* EXERCISE GOAL *
Repeat the data word for word, excluding every picture.

* DATA UNDER STUDY *
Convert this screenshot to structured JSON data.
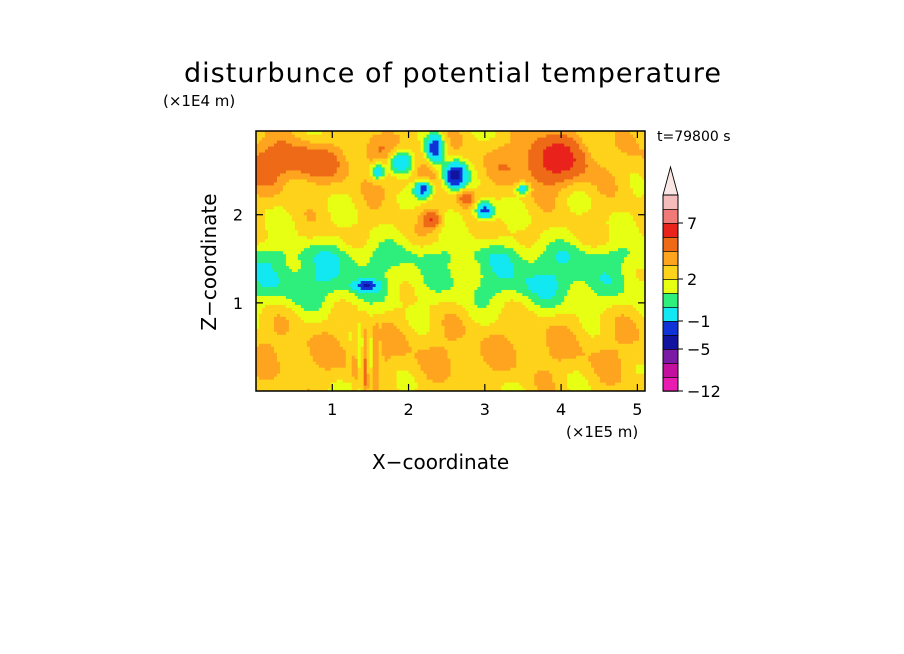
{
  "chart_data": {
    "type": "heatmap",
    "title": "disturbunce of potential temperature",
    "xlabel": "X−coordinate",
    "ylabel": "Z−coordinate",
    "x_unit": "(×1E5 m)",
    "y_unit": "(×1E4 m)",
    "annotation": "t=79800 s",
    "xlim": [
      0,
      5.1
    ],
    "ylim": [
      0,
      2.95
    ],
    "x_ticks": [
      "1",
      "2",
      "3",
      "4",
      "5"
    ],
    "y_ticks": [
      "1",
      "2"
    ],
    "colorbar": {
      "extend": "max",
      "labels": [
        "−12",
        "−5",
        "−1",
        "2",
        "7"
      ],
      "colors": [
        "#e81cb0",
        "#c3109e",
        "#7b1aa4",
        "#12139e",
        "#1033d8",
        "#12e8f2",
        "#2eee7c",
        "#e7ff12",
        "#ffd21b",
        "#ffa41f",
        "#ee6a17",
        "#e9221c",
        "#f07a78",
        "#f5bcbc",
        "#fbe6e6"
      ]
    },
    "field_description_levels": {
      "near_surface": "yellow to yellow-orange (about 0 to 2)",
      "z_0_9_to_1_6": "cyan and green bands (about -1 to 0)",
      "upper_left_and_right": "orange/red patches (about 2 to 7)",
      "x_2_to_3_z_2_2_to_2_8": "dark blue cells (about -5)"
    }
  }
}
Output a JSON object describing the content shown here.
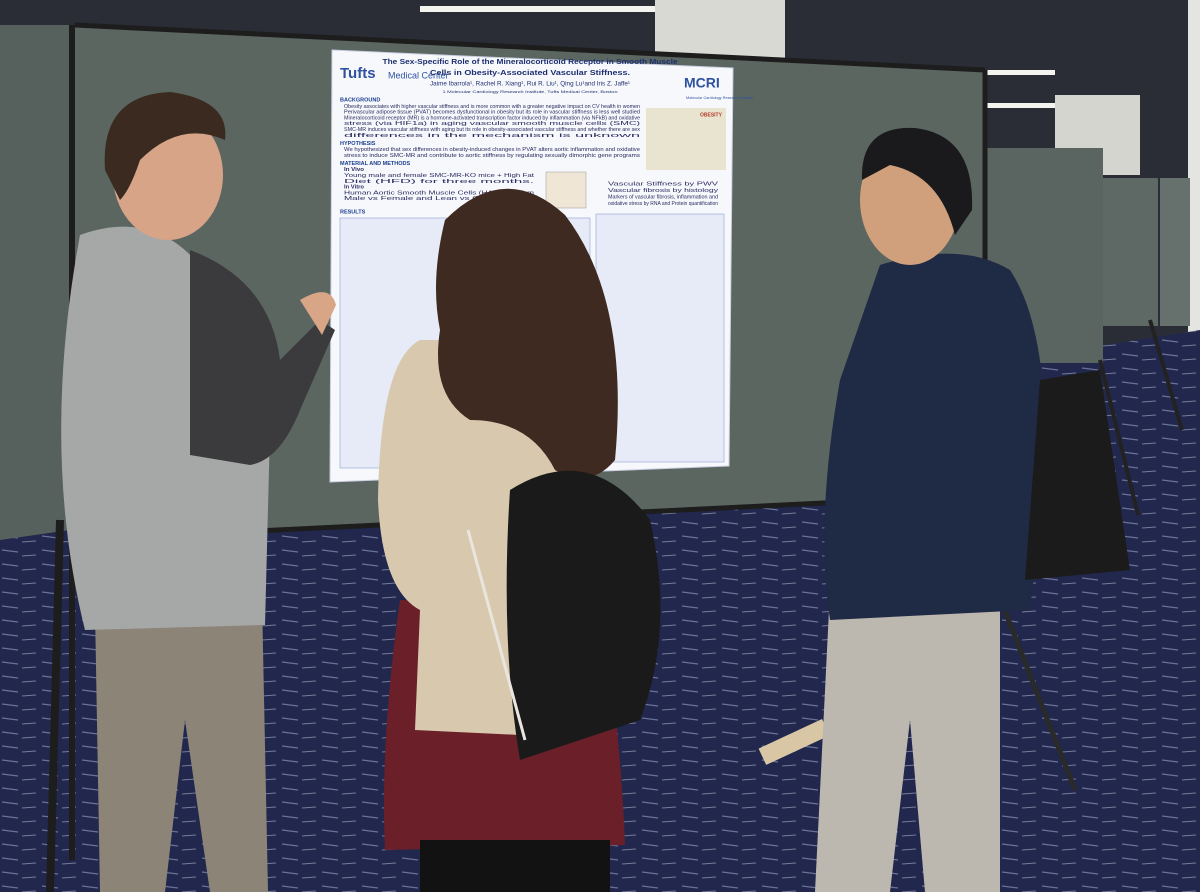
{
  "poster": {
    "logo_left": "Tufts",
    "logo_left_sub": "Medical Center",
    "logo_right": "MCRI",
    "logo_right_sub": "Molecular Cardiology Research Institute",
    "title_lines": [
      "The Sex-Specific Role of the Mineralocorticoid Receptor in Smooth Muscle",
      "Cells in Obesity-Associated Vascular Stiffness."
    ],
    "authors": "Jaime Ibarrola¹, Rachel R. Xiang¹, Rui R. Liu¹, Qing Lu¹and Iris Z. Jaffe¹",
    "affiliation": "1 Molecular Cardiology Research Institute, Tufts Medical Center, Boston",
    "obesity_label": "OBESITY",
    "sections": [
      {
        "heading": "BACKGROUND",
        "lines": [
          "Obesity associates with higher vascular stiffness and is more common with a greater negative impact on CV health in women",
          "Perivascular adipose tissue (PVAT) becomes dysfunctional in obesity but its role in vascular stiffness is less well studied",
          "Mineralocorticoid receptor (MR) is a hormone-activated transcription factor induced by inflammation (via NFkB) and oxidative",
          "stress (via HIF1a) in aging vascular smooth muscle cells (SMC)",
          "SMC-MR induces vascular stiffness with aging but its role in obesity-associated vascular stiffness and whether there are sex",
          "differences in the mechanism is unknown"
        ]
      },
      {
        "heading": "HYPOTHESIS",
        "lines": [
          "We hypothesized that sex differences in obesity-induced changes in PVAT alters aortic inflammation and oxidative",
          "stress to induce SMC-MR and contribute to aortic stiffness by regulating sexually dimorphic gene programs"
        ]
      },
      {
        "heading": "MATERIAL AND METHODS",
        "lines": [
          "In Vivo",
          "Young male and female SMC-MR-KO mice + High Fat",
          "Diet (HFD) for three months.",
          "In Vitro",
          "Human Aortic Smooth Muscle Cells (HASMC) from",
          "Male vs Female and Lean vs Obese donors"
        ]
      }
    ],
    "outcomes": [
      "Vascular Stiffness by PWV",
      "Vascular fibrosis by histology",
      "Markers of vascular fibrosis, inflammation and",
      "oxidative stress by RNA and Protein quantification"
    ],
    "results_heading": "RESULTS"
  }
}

* THE ANSWER *
Convert this screenshot to structured JSON data.
{
  "chart_data": {
    "type": "heatmap",
    "title": "disturbunce of potential temperature",
    "xlabel": "X−coordinate",
    "ylabel": "Z−coordinate",
    "x_unit": "(×1E5 m)",
    "y_unit": "(×1E4 m)",
    "annotation": "t=79800 s",
    "xlim": [
      0,
      5.1
    ],
    "ylim": [
      0,
      2.95
    ],
    "x_ticks": [
      "1",
      "2",
      "3",
      "4",
      "5"
    ],
    "y_ticks": [
      "1",
      "2"
    ],
    "colorbar": {
      "extend": "max",
      "labels": [
        "−12",
        "−5",
        "−1",
        "2",
        "7"
      ],
      "colors": [
        "#e81cb0",
        "#c3109e",
        "#7b1aa4",
        "#12139e",
        "#1033d8",
        "#12e8f2",
        "#2eee7c",
        "#e7ff12",
        "#ffd21b",
        "#ffa41f",
        "#ee6a17",
        "#e9221c",
        "#f07a78",
        "#f5bcbc",
        "#fbe6e6"
      ]
    },
    "field_description_levels": {
      "near_surface": "yellow to yellow-orange (about 0 to 2)",
      "z_0_9_to_1_6": "cyan and green bands (about -1 to 0)",
      "upper_left_and_right": "orange/red patches (about 2 to 7)",
      "x_2_to_3_z_2_2_to_2_8": "dark blue cells (about -5)"
    }
  }
}
Output a JSON object describing the content shown here.
{
  "poster": {
    "logo_left": "Tufts",
    "logo_left_sub": "Medical Center",
    "logo_right": "MCRI",
    "logo_right_sub": "Molecular Cardiology Research Institute",
    "title_lines": [
      "The Sex-Specific Role of the Mineralocorticoid Receptor in Smooth Muscle",
      "Cells in Obesity-Associated Vascular Stiffness."
    ],
    "authors": "Jaime Ibarrola¹, Rachel R. Xiang¹, Rui R. Liu¹, Qing Lu¹and Iris Z. Jaffe¹",
    "affiliation": "1 Molecular Cardiology Research Institute, Tufts Medical Center, Boston",
    "obesity_label": "OBESITY",
    "sections": [
      {
        "heading": "BACKGROUND",
        "lines": [
          "Obesity associates with higher vascular stiffness and is more common with a greater negative impact on CV health in women",
          "Perivascular adipose tissue (PVAT) becomes dysfunctional in obesity but its role in vascular stiffness is less well studied",
          "Mineralocorticoid receptor (MR) is a hormone-activated transcription factor induced by inflammation (via NFkB) and oxidative",
          "stress (via HIF1a) in aging vascular smooth muscle cells (SMC)",
          "SMC-MR induces vascular stiffness with aging but its role in obesity-associated vascular stiffness and whether there are sex",
          "differences in the mechanism is unknown"
        ]
      },
      {
        "heading": "HYPOTHESIS",
        "lines": [
          "We hypothesized that sex differences in obesity-induced changes in PVAT alters aortic inflammation and oxidative",
          "stress to induce SMC-MR and contribute to aortic stiffness by regulating sexually dimorphic gene programs"
        ]
      },
      {
        "heading": "MATERIAL AND METHODS",
        "lines": [
          "In Vivo",
          "Young male and female SMC-MR-KO mice + High Fat",
          "Diet (HFD) for three months.",
          "In Vitro",
          "Human Aortic Smooth Muscle Cells (HASMC) from",
          "Male vs Female and Lean vs Obese donors"
        ]
      }
    ],
    "outcomes": [
      "Vascular Stiffness by PWV",
      "Vascular fibrosis by histology",
      "Markers of vascular fibrosis, inflammation and",
      "oxidative stress by RNA and Protein quantification"
    ],
    "results_heading": "RESULTS"
  }
}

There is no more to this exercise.